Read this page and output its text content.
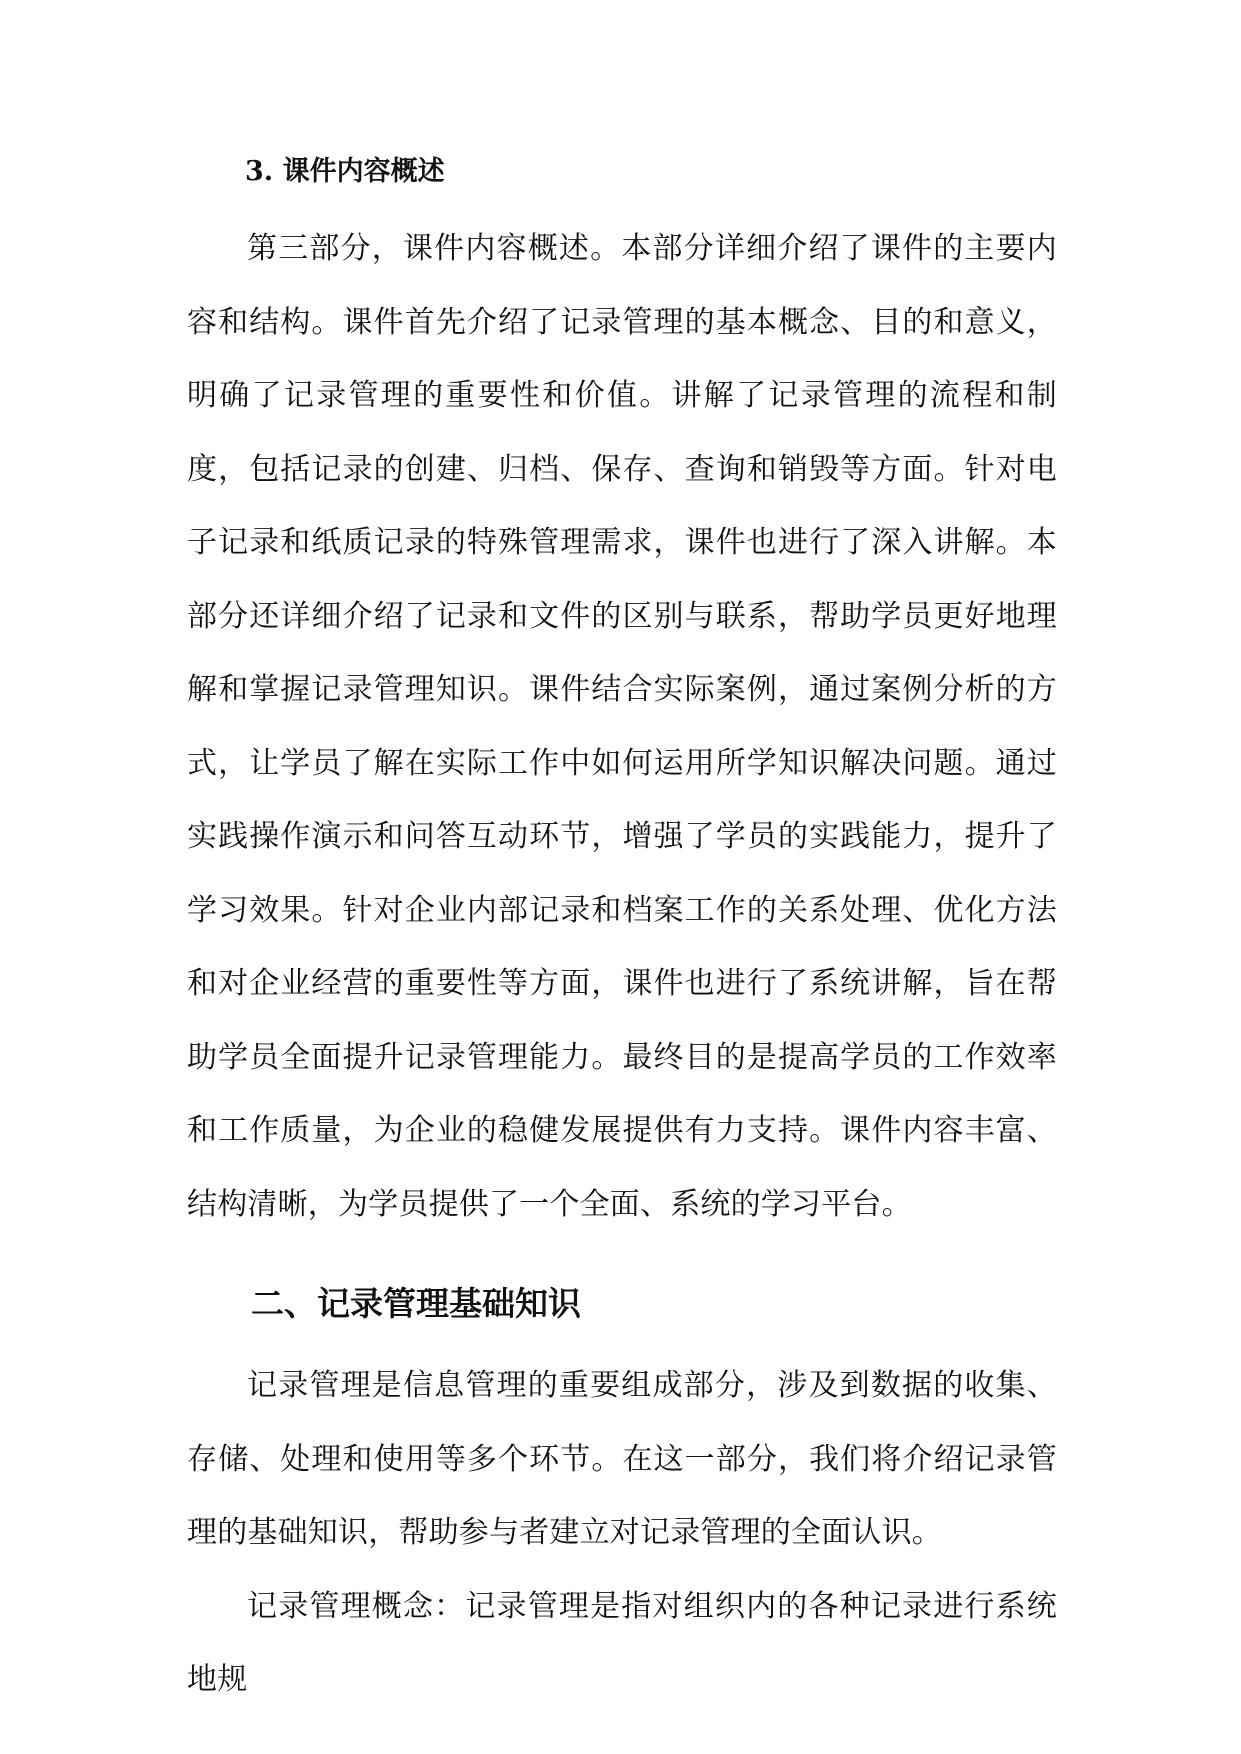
3. 课件内容概述

第三部分，课件内容概述。本部分详细介绍了课件的主要内容和结构。课件首先介绍了记录管理的基本概念、目的和意义，明确了记录管理的重要性和价值。讲解了记录管理的流程和制度，包括记录的创建、归档、保存、查询和销毁等方面。针对电子记录和纸质记录的特殊管理需求，课件也进行了深入讲解。本部分还详细介绍了记录和文件的区别与联系，帮助学员更好地理解和掌握记录管理知识。课件结合实际案例，通过案例分析的方式，让学员了解在实际工作中如何运用所学知识解决问题。通过实践操作演示和问答互动环节，增强了学员的实践能力，提升了学习效果。针对企业内部记录和档案工作的关系处理、优化方法和对企业经营的重要性等方面，课件也进行了系统讲解，旨在帮助学员全面提升记录管理能力。最终目的是提高学员的工作效率和工作质量，为企业的稳健发展提供有力支持。课件内容丰富、结构清晰，为学员提供了一个全面、系统的学习平台。

二、记录管理基础知识

记录管理是信息管理的重要组成部分，涉及到数据的收集、存储、处理和使用等多个环节。在这一部分，我们将介绍记录管理的基础知识，帮助参与者建立对记录管理的全面认识。

记录管理概念：记录管理是指对组织内的各种记录进行系统地规
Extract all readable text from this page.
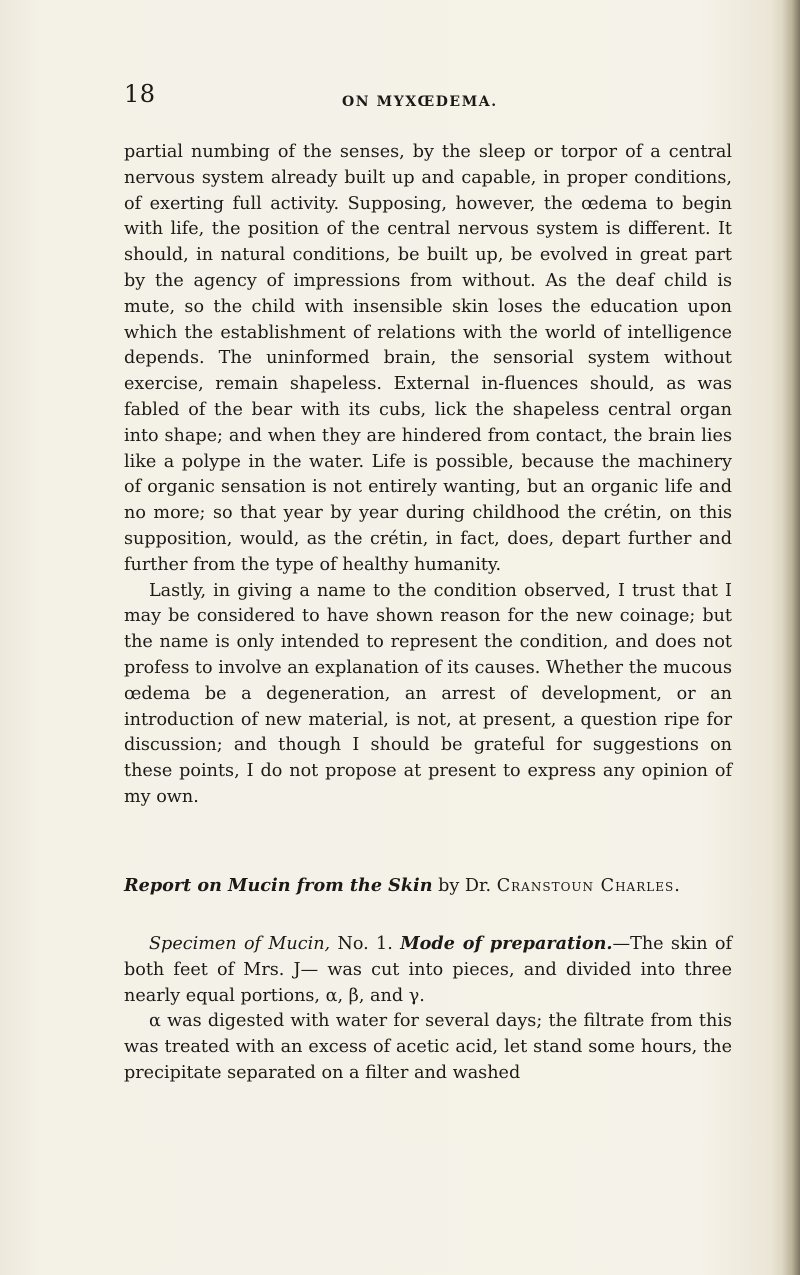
18	ON MYXŒDEMA.

partial numbing of the senses, by the sleep or torpor of a central nervous system already built up and capable, in proper conditions, of exerting full activity. Supposing, however, the œdema to begin with life, the position of the central nervous system is different. It should, in natural conditions, be built up, be evolved in great part by the agency of impressions from without. As the deaf child is mute, so the child with insensible skin loses the education upon which the establishment of relations with the world of intelligence depends. The uninformed brain, the sensorial system without exercise, remain shapeless. External in-fluences should, as was fabled of the bear with its cubs, lick the shapeless central organ into shape; and when they are hindered from contact, the brain lies like a polype in the water. Life is possible, because the machinery of organic sensation is not entirely wanting, but an organic life and no more; so that year by year during childhood the crétin, on this supposition, would, as the crétin, in fact, does, depart further and further from the type of healthy humanity.

Lastly, in giving a name to the condition observed, I trust that I may be considered to have shown reason for the new coinage; but the name is only intended to represent the condition, and does not profess to involve an explanation of its causes. Whether the mucous œdema be a degeneration, an arrest of development, or an introduction of new material, is not, at present, a question ripe for discussion; and though I should be grateful for suggestions on these points, I do not propose at present to express any opinion of my own.

Report on Mucin from the Skin by Dr. Cranstoun Charles.

Specimen of Mucin, No. 1. Mode of preparation.—The skin of both feet of Mrs. J— was cut into pieces, and divided into three nearly equal portions, α, β, and γ.

α was digested with water for several days; the filtrate from this was treated with an excess of acetic acid, let stand some hours, the precipitate separated on a filter and washed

### Goal of the exercise
Nothing in the entries should change as you copy them, except that the pictures are left out.

### Completed exercise
Read this page and output its text content.
3. 课件内容概述

第三部分，课件内容概述。本部分详细介绍了课件的主要内容和结构。课件首先介绍了记录管理的基本概念、目的和意义，明确了记录管理的重要性和价值。讲解了记录管理的流程和制度，包括记录的创建、归档、保存、查询和销毁等方面。针对电子记录和纸质记录的特殊管理需求，课件也进行了深入讲解。本部分还详细介绍了记录和文件的区别与联系，帮助学员更好地理解和掌握记录管理知识。课件结合实际案例，通过案例分析的方式，让学员了解在实际工作中如何运用所学知识解决问题。通过实践操作演示和问答互动环节，增强了学员的实践能力，提升了学习效果。针对企业内部记录和档案工作的关系处理、优化方法和对企业经营的重要性等方面，课件也进行了系统讲解，旨在帮助学员全面提升记录管理能力。最终目的是提高学员的工作效率和工作质量，为企业的稳健发展提供有力支持。课件内容丰富、结构清晰，为学员提供了一个全面、系统的学习平台。

二、记录管理基础知识

记录管理是信息管理的重要组成部分，涉及到数据的收集、存储、处理和使用等多个环节。在这一部分，我们将介绍记录管理的基础知识，帮助参与者建立对记录管理的全面认识。

记录管理概念：记录管理是指对组织内的各种记录进行系统地规
Extract all readable text from this page.
18	ON MYXŒDEMA.

partial numbing of the senses, by the sleep or torpor of a central nervous system already built up and capable, in proper conditions, of exerting full activity. Supposing, however, the œdema to begin with life, the position of the central nervous system is different. It should, in natural conditions, be built up, be evolved in great part by the agency of impressions from without. As the deaf child is mute, so the child with insensible skin loses the education upon which the establishment of relations with the world of intelligence depends. The uninformed brain, the sensorial system without exercise, remain shapeless. External in-fluences should, as was fabled of the bear with its cubs, lick the shapeless central organ into shape; and when they are hindered from contact, the brain lies like a polype in the water. Life is possible, because the machinery of organic sensation is not entirely wanting, but an organic life and no more; so that year by year during childhood the crétin, on this supposition, would, as the crétin, in fact, does, depart further and further from the type of healthy humanity.

Lastly, in giving a name to the condition observed, I trust that I may be considered to have shown reason for the new coinage; but the name is only intended to represent the condition, and does not profess to involve an explanation of its causes. Whether the mucous œdema be a degeneration, an arrest of development, or an introduction of new material, is not, at present, a question ripe for discussion; and though I should be grateful for suggestions on these points, I do not propose at present to express any opinion of my own.

Report on Mucin from the Skin by Dr. Cranstoun Charles.

Specimen of Mucin, No. 1. Mode of preparation.—The skin of both feet of Mrs. J— was cut into pieces, and divided into three nearly equal portions, α, β, and γ.

α was digested with water for several days; the filtrate from this was treated with an excess of acetic acid, let stand some hours, the precipitate separated on a filter and washed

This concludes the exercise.